▶ WHAT YOU ARE ASKED TO DO: Copy out the listing that follows, exactly, without its pictures.

▶ DATA SHOWN:
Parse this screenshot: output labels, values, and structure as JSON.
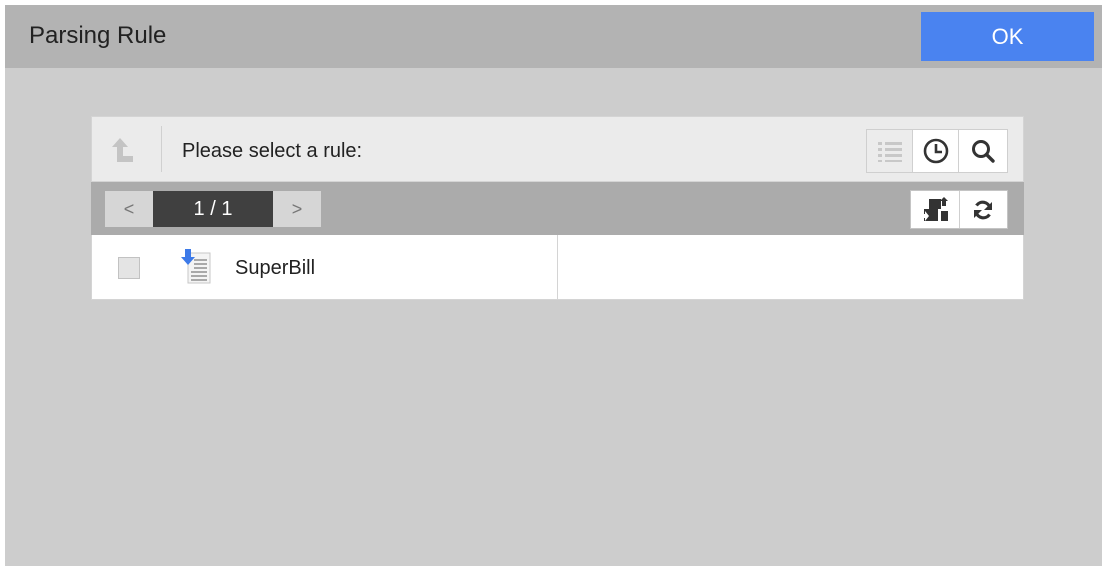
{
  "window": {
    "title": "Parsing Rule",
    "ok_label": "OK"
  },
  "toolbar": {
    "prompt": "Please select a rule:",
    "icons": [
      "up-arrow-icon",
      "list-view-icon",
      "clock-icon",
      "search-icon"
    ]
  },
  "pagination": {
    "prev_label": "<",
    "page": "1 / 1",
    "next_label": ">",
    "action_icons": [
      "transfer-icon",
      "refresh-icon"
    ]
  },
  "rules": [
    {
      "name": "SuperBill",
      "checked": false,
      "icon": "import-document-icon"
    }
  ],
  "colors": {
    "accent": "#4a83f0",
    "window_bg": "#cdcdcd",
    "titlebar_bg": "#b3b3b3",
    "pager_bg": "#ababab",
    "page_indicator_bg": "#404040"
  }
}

▶ ANSWER FOR THIS EXERCISE:
Parse this screenshot: output labels, values, and structure as JSON.
{
  "window": {
    "title": "Parsing Rule",
    "ok_label": "OK"
  },
  "toolbar": {
    "prompt": "Please select a rule:",
    "icons": [
      "up-arrow-icon",
      "list-view-icon",
      "clock-icon",
      "search-icon"
    ]
  },
  "pagination": {
    "prev_label": "<",
    "page": "1 / 1",
    "next_label": ">",
    "action_icons": [
      "transfer-icon",
      "refresh-icon"
    ]
  },
  "rules": [
    {
      "name": "SuperBill",
      "checked": false,
      "icon": "import-document-icon"
    }
  ],
  "colors": {
    "accent": "#4a83f0",
    "window_bg": "#cdcdcd",
    "titlebar_bg": "#b3b3b3",
    "pager_bg": "#ababab",
    "page_indicator_bg": "#404040"
  }
}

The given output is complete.